DATA EXCERPTS →

— START —

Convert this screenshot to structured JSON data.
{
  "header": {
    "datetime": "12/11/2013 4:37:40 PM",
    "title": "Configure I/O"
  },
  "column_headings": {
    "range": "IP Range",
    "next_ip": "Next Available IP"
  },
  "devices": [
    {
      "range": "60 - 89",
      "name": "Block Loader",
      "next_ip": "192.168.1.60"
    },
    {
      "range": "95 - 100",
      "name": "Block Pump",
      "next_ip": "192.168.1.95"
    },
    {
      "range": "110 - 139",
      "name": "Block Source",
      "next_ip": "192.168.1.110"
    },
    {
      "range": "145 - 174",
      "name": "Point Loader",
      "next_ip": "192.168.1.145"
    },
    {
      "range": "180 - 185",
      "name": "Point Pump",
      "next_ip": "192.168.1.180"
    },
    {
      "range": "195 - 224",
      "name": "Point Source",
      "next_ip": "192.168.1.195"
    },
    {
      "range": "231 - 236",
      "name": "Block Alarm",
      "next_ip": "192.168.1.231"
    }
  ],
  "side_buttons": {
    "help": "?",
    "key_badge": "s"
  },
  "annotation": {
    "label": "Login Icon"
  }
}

— END —

GOAL OF THE EXERCISE → In the entries above, find every line holding the word "Point" and copy it out.

EXERCISE RESULT →
      "name": "Point Loader",
      "name": "Point Pump",
      "name": "Point Source",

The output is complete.